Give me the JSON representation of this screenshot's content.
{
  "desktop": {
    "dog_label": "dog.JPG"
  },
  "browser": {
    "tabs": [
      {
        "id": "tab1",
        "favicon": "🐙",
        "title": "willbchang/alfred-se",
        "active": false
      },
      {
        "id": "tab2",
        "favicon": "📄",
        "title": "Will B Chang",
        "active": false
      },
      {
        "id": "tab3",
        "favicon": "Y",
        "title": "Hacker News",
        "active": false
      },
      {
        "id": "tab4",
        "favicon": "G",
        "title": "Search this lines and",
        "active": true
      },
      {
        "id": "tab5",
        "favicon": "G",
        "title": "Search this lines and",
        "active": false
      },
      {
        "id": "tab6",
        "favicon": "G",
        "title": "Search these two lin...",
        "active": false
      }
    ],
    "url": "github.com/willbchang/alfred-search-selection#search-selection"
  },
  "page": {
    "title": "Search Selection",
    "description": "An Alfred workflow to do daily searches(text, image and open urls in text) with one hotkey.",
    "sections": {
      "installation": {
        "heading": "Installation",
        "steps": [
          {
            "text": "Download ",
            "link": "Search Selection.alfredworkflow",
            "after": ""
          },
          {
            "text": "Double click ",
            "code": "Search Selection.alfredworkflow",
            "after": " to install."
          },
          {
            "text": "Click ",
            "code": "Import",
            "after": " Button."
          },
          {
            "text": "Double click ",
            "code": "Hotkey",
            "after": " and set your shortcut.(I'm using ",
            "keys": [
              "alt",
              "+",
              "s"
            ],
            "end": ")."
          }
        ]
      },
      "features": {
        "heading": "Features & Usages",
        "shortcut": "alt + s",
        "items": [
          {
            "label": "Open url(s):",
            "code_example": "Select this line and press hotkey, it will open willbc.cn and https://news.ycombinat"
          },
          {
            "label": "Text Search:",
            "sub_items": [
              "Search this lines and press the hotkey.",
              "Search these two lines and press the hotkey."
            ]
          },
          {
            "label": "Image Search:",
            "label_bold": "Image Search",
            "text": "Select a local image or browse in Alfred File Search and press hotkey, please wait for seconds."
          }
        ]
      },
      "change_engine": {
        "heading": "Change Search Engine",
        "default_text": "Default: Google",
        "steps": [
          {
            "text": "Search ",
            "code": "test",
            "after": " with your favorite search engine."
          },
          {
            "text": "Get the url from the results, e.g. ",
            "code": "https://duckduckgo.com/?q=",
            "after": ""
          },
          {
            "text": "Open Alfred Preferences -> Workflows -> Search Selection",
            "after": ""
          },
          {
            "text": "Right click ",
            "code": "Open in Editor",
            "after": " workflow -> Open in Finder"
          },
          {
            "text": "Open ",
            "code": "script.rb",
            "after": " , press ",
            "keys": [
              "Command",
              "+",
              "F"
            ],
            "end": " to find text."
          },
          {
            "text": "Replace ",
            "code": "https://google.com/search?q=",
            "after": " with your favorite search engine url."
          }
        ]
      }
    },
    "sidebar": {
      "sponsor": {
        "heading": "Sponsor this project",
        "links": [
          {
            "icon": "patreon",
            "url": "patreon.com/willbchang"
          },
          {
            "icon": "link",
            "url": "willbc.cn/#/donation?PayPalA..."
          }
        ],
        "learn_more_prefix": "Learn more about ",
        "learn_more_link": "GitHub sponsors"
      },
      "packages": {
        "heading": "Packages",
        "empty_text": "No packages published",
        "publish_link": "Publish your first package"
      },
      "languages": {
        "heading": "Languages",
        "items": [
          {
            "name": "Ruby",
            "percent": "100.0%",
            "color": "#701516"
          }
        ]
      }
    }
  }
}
• • • •
Given problem: How many lines in the entries contain the string "alfredworkflow"? Answer with the number only.

Full answer: 2